* Begin *

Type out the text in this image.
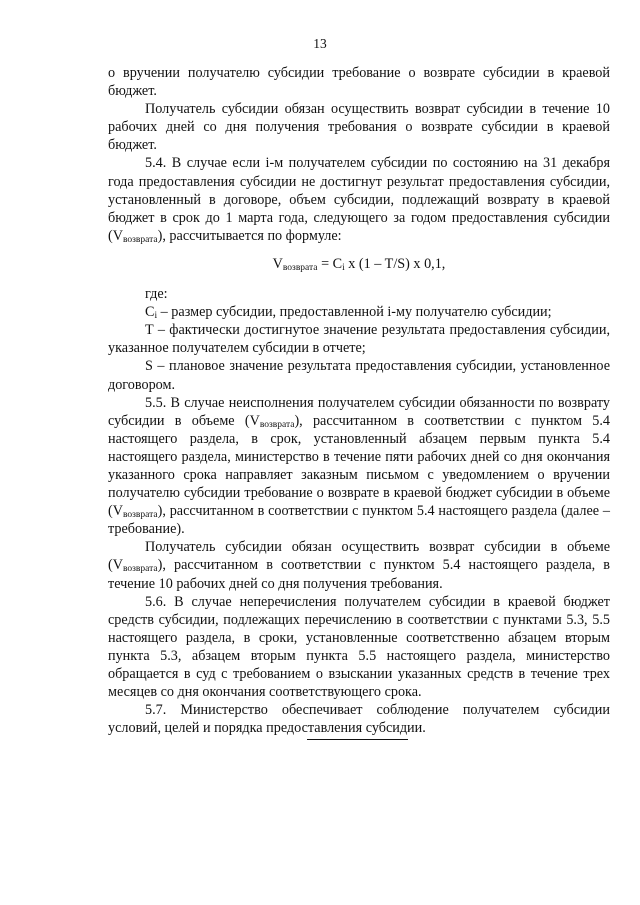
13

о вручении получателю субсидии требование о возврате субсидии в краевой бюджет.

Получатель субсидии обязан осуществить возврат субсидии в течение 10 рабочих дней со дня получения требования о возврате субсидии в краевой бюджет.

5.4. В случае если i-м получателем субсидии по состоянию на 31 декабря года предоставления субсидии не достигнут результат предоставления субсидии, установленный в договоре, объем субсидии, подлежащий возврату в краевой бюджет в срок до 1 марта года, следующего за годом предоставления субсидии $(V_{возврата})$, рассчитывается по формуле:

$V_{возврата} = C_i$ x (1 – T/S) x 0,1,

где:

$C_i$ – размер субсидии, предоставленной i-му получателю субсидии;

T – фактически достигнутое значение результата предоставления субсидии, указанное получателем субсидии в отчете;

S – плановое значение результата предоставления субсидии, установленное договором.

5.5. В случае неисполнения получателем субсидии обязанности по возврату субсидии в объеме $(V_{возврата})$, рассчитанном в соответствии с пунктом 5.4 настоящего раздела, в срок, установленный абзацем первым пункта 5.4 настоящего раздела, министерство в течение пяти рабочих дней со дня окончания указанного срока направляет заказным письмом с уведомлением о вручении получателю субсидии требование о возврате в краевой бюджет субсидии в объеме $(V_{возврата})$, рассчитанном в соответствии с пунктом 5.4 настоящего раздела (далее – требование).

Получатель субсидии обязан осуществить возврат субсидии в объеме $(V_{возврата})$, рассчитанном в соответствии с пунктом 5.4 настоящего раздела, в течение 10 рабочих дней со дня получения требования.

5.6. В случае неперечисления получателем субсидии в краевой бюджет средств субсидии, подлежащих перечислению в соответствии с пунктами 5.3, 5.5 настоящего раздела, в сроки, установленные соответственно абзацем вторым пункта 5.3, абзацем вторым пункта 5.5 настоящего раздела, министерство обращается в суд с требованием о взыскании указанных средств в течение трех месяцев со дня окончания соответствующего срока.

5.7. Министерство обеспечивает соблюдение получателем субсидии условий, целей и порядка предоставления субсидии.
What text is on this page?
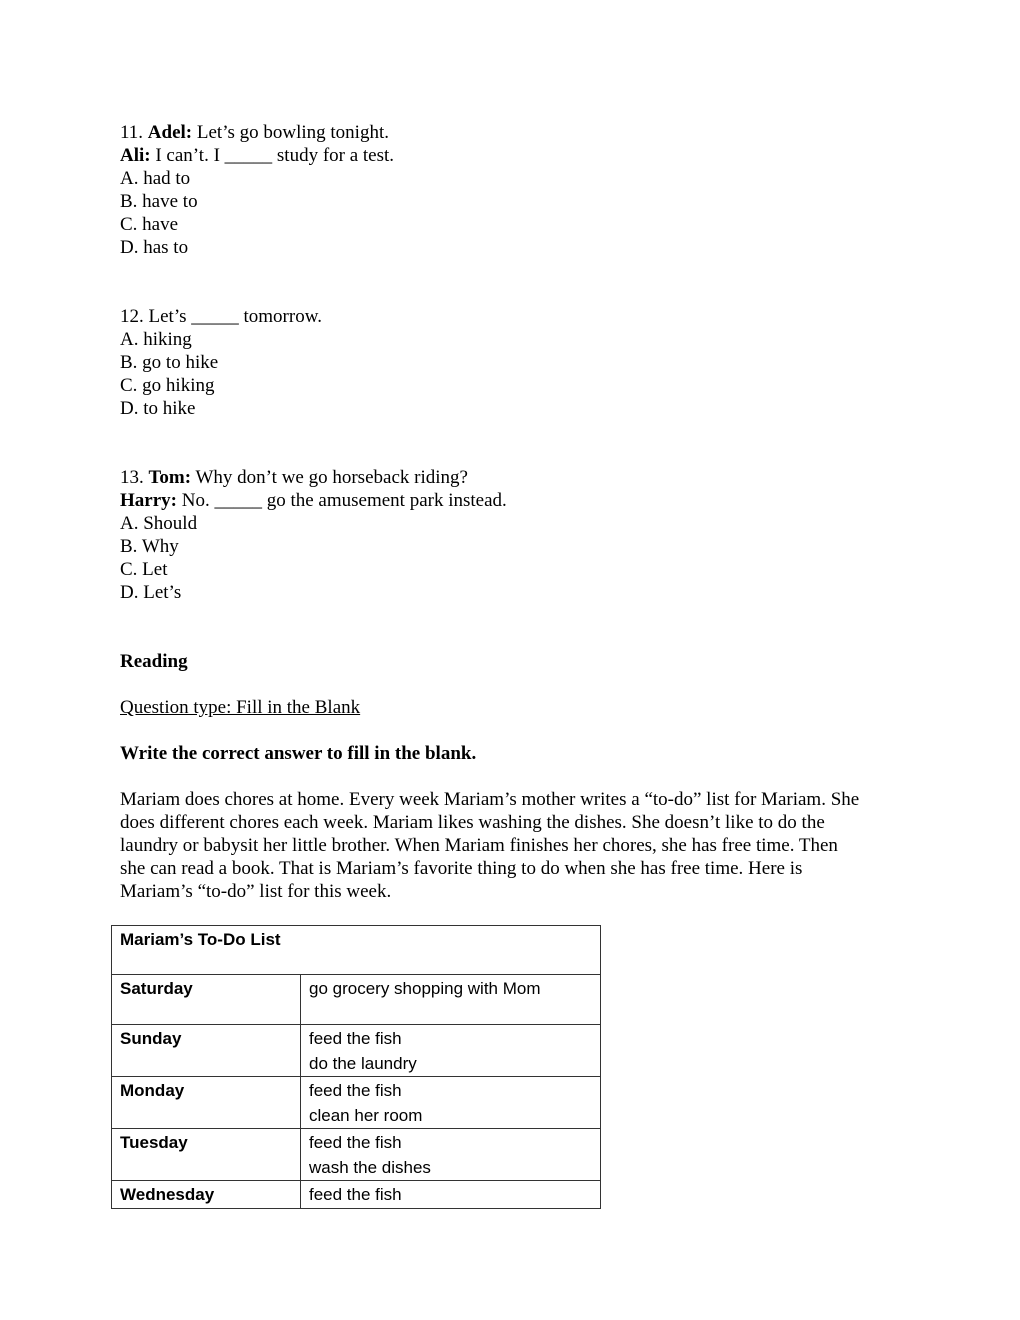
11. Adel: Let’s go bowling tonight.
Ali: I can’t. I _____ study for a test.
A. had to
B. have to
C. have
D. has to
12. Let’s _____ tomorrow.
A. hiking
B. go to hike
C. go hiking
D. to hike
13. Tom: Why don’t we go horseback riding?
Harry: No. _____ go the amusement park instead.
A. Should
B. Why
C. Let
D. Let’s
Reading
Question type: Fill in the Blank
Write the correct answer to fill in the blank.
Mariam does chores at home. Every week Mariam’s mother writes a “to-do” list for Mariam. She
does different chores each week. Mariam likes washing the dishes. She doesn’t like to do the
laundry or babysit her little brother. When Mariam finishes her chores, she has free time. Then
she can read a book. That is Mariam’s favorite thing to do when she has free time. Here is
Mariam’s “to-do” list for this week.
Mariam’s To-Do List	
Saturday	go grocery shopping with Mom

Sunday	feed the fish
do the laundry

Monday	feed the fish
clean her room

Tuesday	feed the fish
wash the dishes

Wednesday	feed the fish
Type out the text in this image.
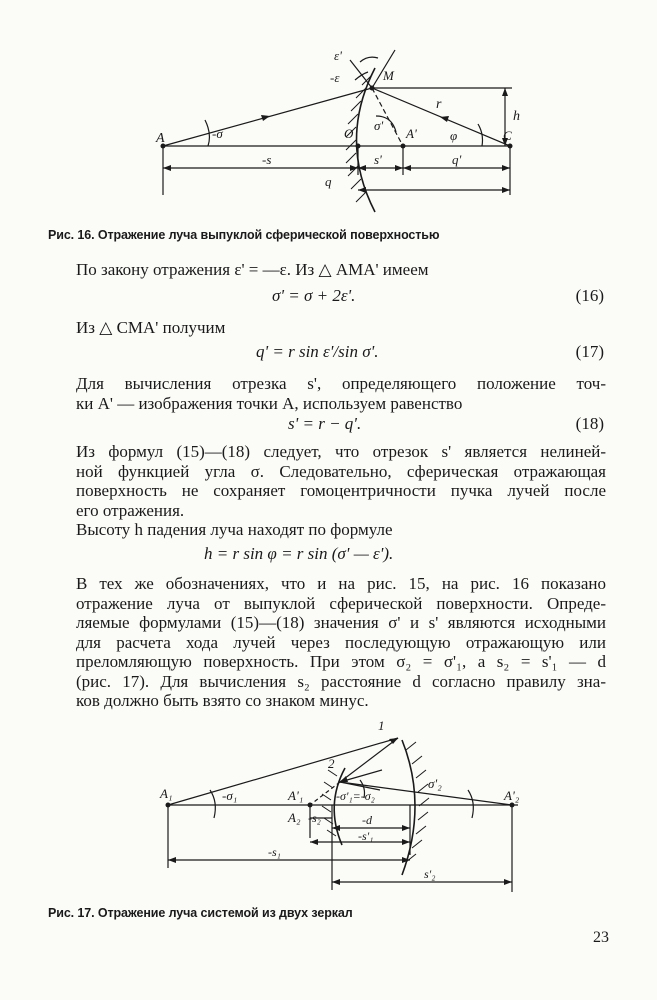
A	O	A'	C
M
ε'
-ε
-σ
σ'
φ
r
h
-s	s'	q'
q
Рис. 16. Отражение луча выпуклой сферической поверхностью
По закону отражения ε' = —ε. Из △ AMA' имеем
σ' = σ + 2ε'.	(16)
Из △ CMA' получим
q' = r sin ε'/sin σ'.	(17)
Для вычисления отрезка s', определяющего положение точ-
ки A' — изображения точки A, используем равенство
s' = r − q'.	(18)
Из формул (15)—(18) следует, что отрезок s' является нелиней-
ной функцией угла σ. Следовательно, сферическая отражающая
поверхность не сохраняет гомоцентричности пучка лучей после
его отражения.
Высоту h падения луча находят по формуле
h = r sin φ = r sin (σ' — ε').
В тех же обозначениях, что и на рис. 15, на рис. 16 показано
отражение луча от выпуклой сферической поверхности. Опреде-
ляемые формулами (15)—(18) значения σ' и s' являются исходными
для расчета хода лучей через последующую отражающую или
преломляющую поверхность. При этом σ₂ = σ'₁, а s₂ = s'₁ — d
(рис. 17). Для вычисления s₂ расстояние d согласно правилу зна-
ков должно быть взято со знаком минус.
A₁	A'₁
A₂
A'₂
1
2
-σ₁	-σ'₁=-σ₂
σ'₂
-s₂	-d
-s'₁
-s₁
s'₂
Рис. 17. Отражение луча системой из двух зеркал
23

* End *

- [Objective]: Scan the entries above for the word "this" and collect each line holding it.

- [Solution]:
Type out the text in this image.
What text is on this page?
Mariam’s “to-do” list for this week.
Type out the text in this image.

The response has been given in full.